(Entries taken from a collection)
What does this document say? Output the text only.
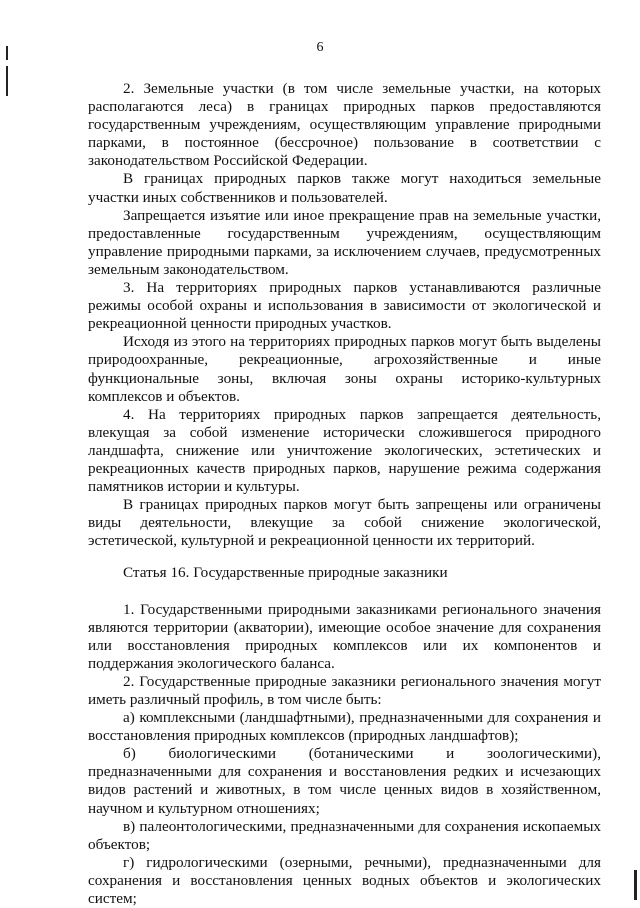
6

2. Земельные участки (в том числе земельные участки, на которых располагаются леса) в границах природных парков предоставляются государственным учреждениям, осуществляющим управление природными парками, в постоянное (бессрочное) пользование в соответствии с законодательством Российской Федерации.

В границах природных парков также могут находиться земельные участки иных собственников и пользователей.

Запрещается изъятие или иное прекращение прав на земельные участки, предоставленные государственным учреждениям, осуществляющим управление природными парками, за исключением случаев, предусмотренных земельным законодательством.

3. На территориях природных парков устанавливаются различные режимы особой охраны и использования в зависимости от экологической и рекреационной ценности природных участков.

Исходя из этого на территориях природных парков могут быть выделены природоохранные, рекреационные, агрохозяйственные и иные функциональные зоны, включая зоны охраны историко-культурных комплексов и объектов.

4. На территориях природных парков запрещается деятельность, влекущая за собой изменение исторически сложившегося природного ландшафта, снижение или уничтожение экологических, эстетических и рекреационных качеств природных парков, нарушение режима содержания памятников истории и культуры.

В границах природных парков могут быть запрещены или ограничены виды деятельности, влекущие за собой снижение экологической, эстетической, культурной и рекреационной ценности их территорий.

Статья 16. Государственные природные заказники

1. Государственными природными заказниками регионального значения являются территории (акватории), имеющие особое значение для сохранения или восстановления природных комплексов или их компонентов и поддержания экологического баланса.

2. Государственные природные заказники регионального значения могут иметь различный профиль, в том числе быть:

а) комплексными (ландшафтными), предназначенными для сохранения и восстановления природных комплексов (природных ландшафтов);

б) биологическими (ботаническими и зоологическими), предназначенными для сохранения и восстановления редких и исчезающих видов растений и животных, в том числе ценных видов в хозяйственном, научном и культурном отношениях;

в) палеонтологическими, предназначенными для сохранения ископаемых объектов;

г) гидрологическими (озерными, речными), предназначенными для сохранения и восстановления ценных водных объектов и экологических систем;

> _Task objective_: In the records above, how many lines contain the string "рекреационной"? State that number only.

> _Solution to the exercise_: 2